# Text extract
>>
Posted by rtmsf on October 6th, 2008

Gary Parrish had an interesting story today about an incoming Tennessee recruit named Renaldo Woolridge, a 6’8 top 100 power forward from Southern California who has an impressive bloodline – his dad happens to be former Notre Dame All-American (1981) and longtime NBA journeyman, Orlando Woolridge.

(photo credit:  MySpace)

The story goes into considerable detail as to the younger Woolridge’s burgeoning rap career, replete with the obligatory MySpace page and stage-friendly moniker, The Answer aka Swiperboy.  And yeah, we agree with Parrish when he says that it’s obvious after listening to the tracks that this kid has a little more talent than your average hoopster/rapper wannabe.

What really piqued our interest, though, was when we listened to the song, “Baller Vol,” which quite clearly pays homage to Woolridge’s new school and teammates (listen below).  We may not have caught them all, but we heard players Scotty Hopson, Wayne Chism, Tyler Smith, JP Prince and coach Bruce Pearl mentioned.

Not to be a total wet blanket here, because this seems like just a kid having some fun – Woolridge even mentioned that UT may use his track for player introductions this year – but how is this not an NCAA violation?  Wouldn’t Wooldridge’s production company, Swiperboyz Entertainment, be considered a commercial enterprise?  And if so, aren’t there fairly explicit rules as to the limitations or usage of the university’s logo and likeness?  For example, look at Rule 12.5.1.3(c) from the NCAA Rules & Regulations:

But on Woolridge’s MySpace site, it’s obvious that he’s a Vol and even includes a conspicuous image of him flexing while wearing a UT jersey.
<<
# Written task 1
In the post about Renaldo Woolridge, return the passage from "Posted by rtmsf" to "NBA journeyman, Orlando Woolridge.".
# Written task 2
According to the post about Renaldo Woolridge, is each statement true or false? (a) His father was a Notre Dame All-American in 1981. (b) He is a point guard. (c) Coach Bruce Pearl is mentioned in the song "Baller Vol." Answer each with yes or no and quote the deciding words.

# Records
>>
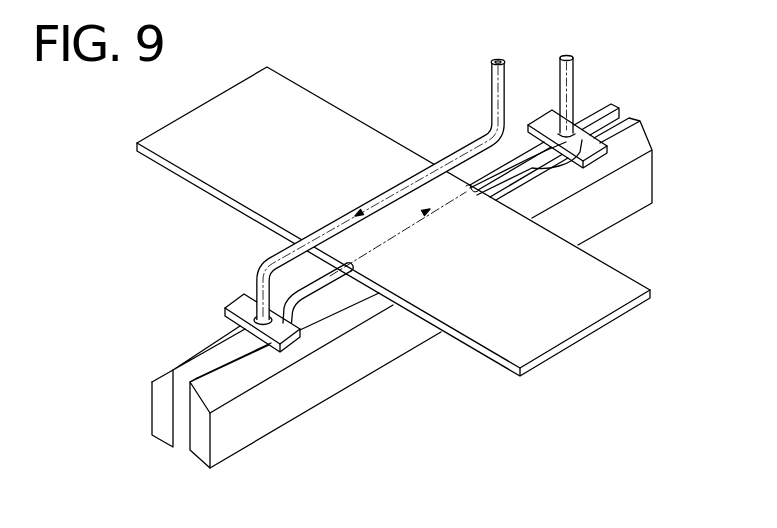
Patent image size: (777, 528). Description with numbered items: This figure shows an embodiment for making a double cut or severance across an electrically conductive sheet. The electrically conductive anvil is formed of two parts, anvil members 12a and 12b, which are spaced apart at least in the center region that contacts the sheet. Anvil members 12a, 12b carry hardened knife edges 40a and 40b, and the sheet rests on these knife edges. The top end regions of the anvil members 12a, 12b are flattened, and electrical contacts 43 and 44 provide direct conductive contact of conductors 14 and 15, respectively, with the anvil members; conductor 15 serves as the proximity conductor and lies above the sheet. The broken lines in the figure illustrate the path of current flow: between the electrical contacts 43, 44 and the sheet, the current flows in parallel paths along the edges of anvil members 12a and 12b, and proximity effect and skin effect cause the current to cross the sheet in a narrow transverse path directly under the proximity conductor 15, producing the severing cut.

The anvil member 12a is at (160, 420).
The anvil member 12b is at (202, 458).
The conductor 14 is at (574, 87).
The proximity conductor 15 is at (472, 141).
The hardened knife edge 40a is at (303, 291).
The hardened knife edge 40b is at (353, 271).
The electrical contact 43 is at (236, 305).
The electrical contact 44 is at (608, 143).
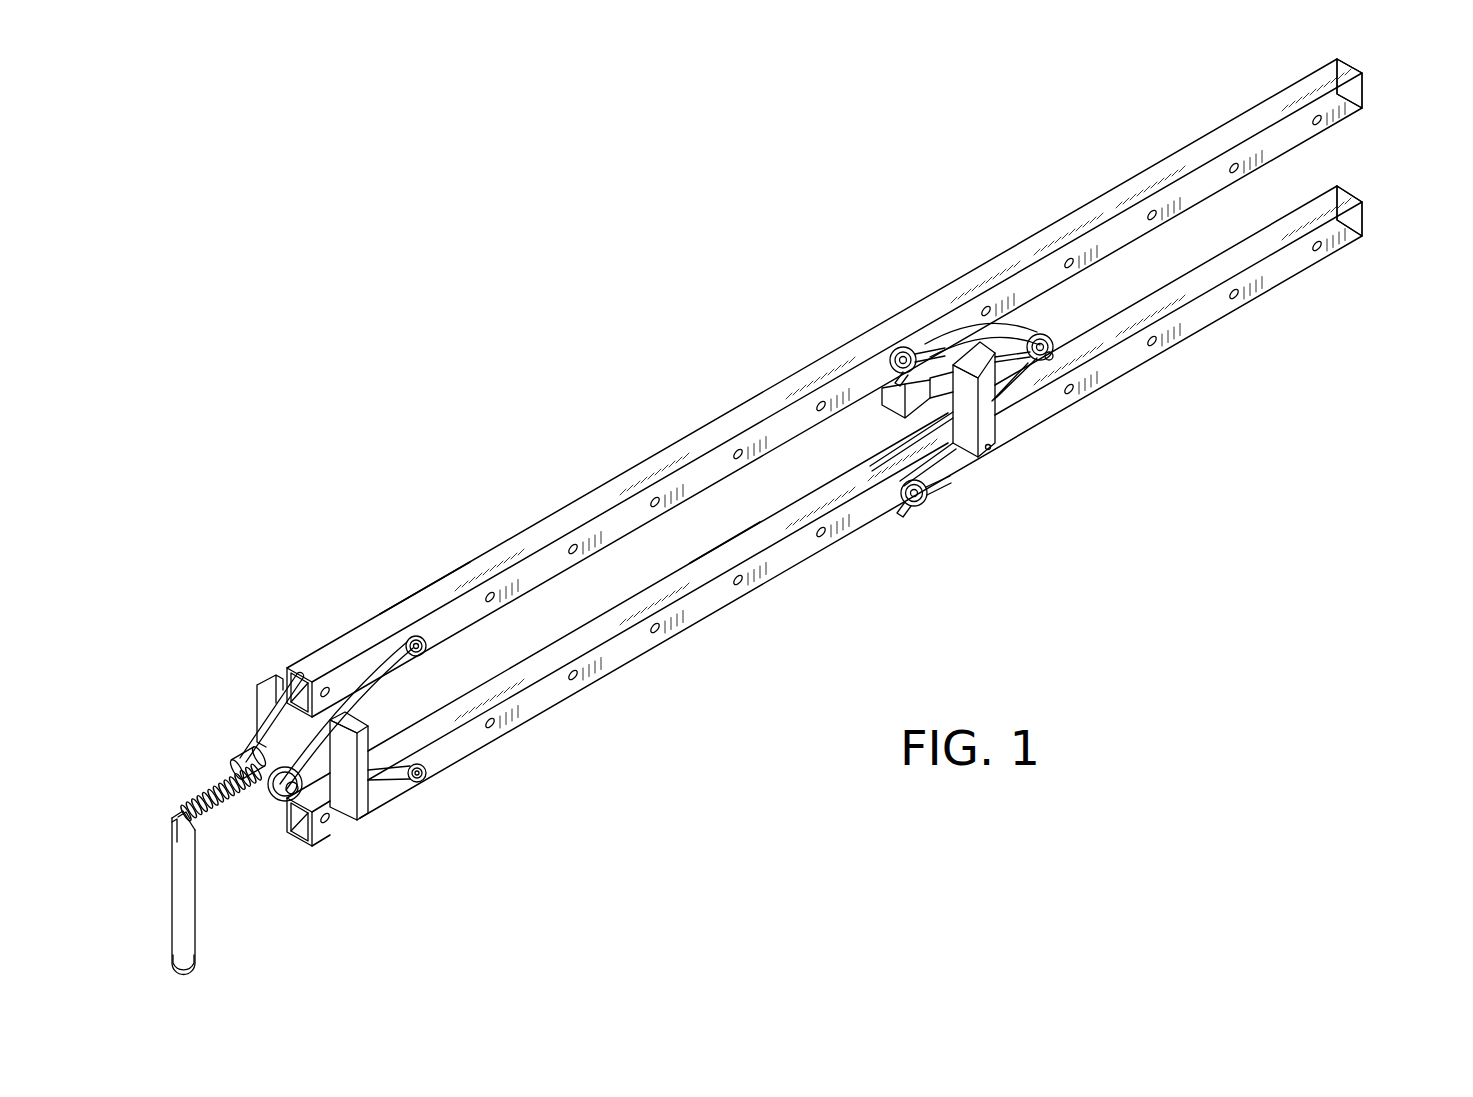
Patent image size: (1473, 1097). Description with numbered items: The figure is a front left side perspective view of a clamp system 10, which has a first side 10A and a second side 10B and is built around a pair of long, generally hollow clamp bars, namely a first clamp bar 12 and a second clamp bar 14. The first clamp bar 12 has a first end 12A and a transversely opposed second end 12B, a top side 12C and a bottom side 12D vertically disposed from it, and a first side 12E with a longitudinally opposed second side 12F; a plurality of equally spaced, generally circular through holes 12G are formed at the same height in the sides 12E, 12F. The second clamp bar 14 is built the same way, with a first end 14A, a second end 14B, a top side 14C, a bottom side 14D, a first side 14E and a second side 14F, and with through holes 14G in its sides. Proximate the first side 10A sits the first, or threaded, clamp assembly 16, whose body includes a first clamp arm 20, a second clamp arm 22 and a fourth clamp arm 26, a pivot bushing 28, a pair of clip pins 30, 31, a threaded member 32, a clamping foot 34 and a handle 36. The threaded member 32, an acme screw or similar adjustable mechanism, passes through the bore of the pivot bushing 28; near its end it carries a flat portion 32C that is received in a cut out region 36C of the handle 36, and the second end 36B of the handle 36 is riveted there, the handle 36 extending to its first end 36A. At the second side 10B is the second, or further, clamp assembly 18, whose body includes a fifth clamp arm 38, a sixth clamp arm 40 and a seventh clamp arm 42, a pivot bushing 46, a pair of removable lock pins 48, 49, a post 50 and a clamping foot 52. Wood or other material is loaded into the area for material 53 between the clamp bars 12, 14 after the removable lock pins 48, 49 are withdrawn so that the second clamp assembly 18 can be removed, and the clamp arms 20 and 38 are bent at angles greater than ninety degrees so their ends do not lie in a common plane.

The clamp system 10 is at (693, 274).
The first side 10A is at (207, 588).
The second side 10B is at (1327, 303).
The first clamp bar 12 is at (562, 488).
The first end 12A is at (297, 664).
The second end 12B is at (1365, 76).
The top side 12C is at (627, 480).
The bottom side 12D is at (697, 508).
The first side 12E is at (617, 524).
The second side 12F is at (432, 585).
The through holes 12G is at (571, 542).
The second clamp bar 14 is at (605, 694).
The first end 14A is at (300, 836).
The second end 14B is at (1365, 204).
The top side 14C is at (583, 637).
The bottom side 14D is at (490, 756).
The first side 14E is at (617, 655).
The second side 14F is at (717, 521).
The through holes 14G is at (660, 636).
The first clamp assembly 16 is at (267, 824).
The second clamp assembly 18 is at (962, 298).
The first clamp arm 20 is at (366, 649).
The second clamp arm 22 is at (391, 800).
The fourth clamp arm 26 is at (249, 698).
The pivot bushing 28 is at (234, 748).
The clip pin 30 is at (422, 652).
The clip pin 31 is at (425, 785).
The threaded member 32 is at (200, 777).
The flat portion 32C is at (183, 812).
The clamping foot 34 is at (249, 669).
The handle 36 is at (160, 909).
The first end 36A is at (200, 968).
The second end 36B is at (172, 815).
The cut out region 36C is at (175, 838).
The fifth clamp arm 38 is at (940, 312).
The sixth clamp arm 40 is at (959, 469).
The seventh clamp arm 42 is at (891, 423).
The pivot bushing 46 is at (1050, 355).
The removable lock pin 48 is at (926, 342).
The removable lock pin 49 is at (926, 500).
The post 50 is at (1003, 368).
The clamping foot 52 is at (998, 458).
The area for material 53 is at (787, 465).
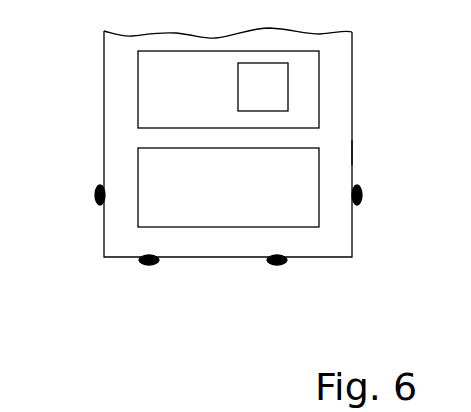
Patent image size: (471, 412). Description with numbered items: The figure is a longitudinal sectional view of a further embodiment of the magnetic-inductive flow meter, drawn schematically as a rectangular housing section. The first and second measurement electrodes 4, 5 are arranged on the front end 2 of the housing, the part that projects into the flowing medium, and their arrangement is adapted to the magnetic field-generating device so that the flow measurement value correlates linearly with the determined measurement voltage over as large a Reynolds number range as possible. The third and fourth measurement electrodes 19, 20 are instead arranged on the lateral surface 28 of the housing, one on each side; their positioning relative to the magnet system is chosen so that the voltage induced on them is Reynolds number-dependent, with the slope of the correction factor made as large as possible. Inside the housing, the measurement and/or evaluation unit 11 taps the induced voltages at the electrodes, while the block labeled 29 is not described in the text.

The front end 2 is at (337, 257).
The first galvanic measurement electrode 4 is at (150, 268).
The second galvanic measurement electrode 5 is at (277, 268).
The measurement and/or evaluation unit 11 is at (228, 89).
The third measurement electrode 19 is at (95, 197).
The fourth measurement electrode 20 is at (362, 197).
The lateral surface 28 is at (353, 152).
The energy storage 29 is at (228, 187).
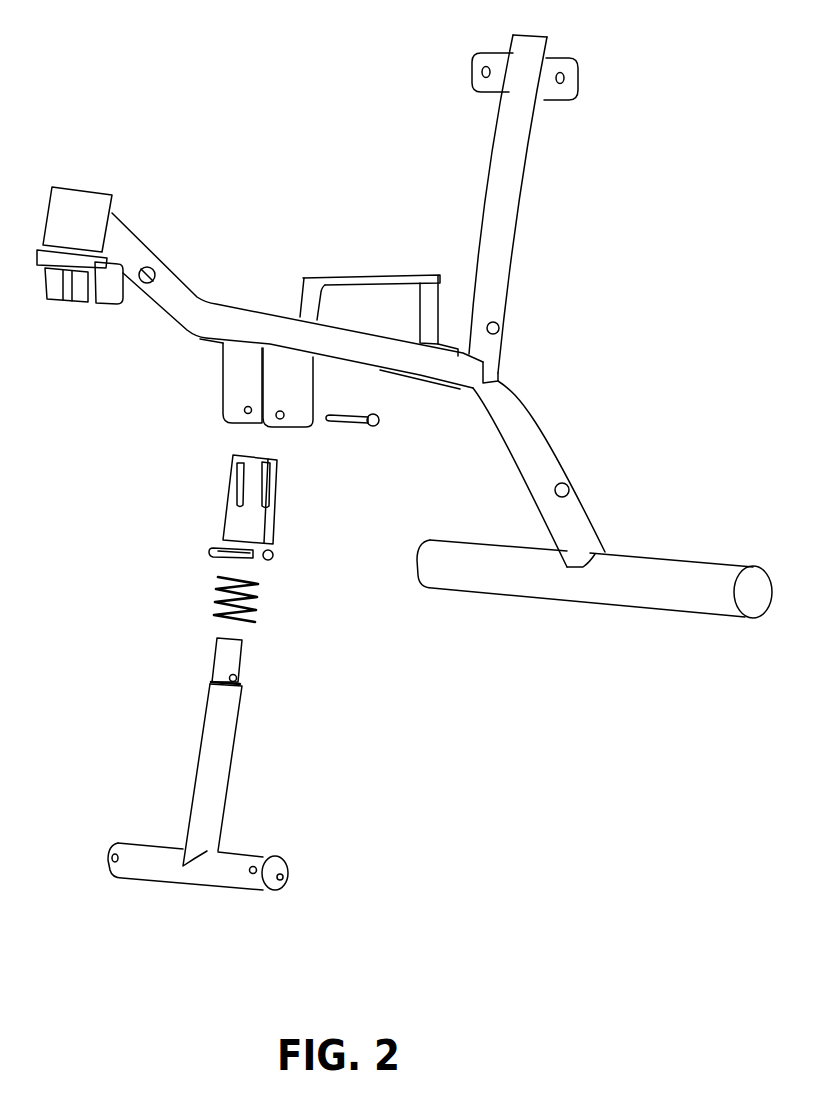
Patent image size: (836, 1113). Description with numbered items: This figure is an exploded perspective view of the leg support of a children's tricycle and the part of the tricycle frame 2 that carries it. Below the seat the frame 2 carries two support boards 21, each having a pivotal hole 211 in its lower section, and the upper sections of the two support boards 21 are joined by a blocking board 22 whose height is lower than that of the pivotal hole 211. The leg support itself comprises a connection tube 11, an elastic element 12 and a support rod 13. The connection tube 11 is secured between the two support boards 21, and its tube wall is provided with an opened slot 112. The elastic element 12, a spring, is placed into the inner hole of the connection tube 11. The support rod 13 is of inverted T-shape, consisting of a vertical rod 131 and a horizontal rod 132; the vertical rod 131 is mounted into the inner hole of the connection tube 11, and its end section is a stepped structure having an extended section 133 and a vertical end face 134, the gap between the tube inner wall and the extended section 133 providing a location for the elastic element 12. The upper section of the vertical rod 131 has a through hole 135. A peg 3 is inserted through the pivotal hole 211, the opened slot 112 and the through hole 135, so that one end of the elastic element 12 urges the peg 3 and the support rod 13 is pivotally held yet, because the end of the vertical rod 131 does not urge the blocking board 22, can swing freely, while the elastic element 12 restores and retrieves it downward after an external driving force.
<<
# Answer 1
Posted by rtmsf on October 6th, 2008

Gary Parrish had an interesting story today about an incoming Tennessee recruit named Renaldo Woolridge, a 6’8 top 100 power forward from Southern California who has an impressive bloodline – his dad happens to be former Notre Dame All-American (1981) and longtime NBA journeyman, Orlando Woolridge.

# Answer 2
(a) Yes: "his dad happens to be former Notre Dame All-American (1981)"
(b) No: "a 6’8 top 100 power forward from Southern California"
(c) Yes: "we heard players Scotty Hopson, Wayne Chism, Tyler Smith, JP Prince and coach Bruce Pearl mentioned"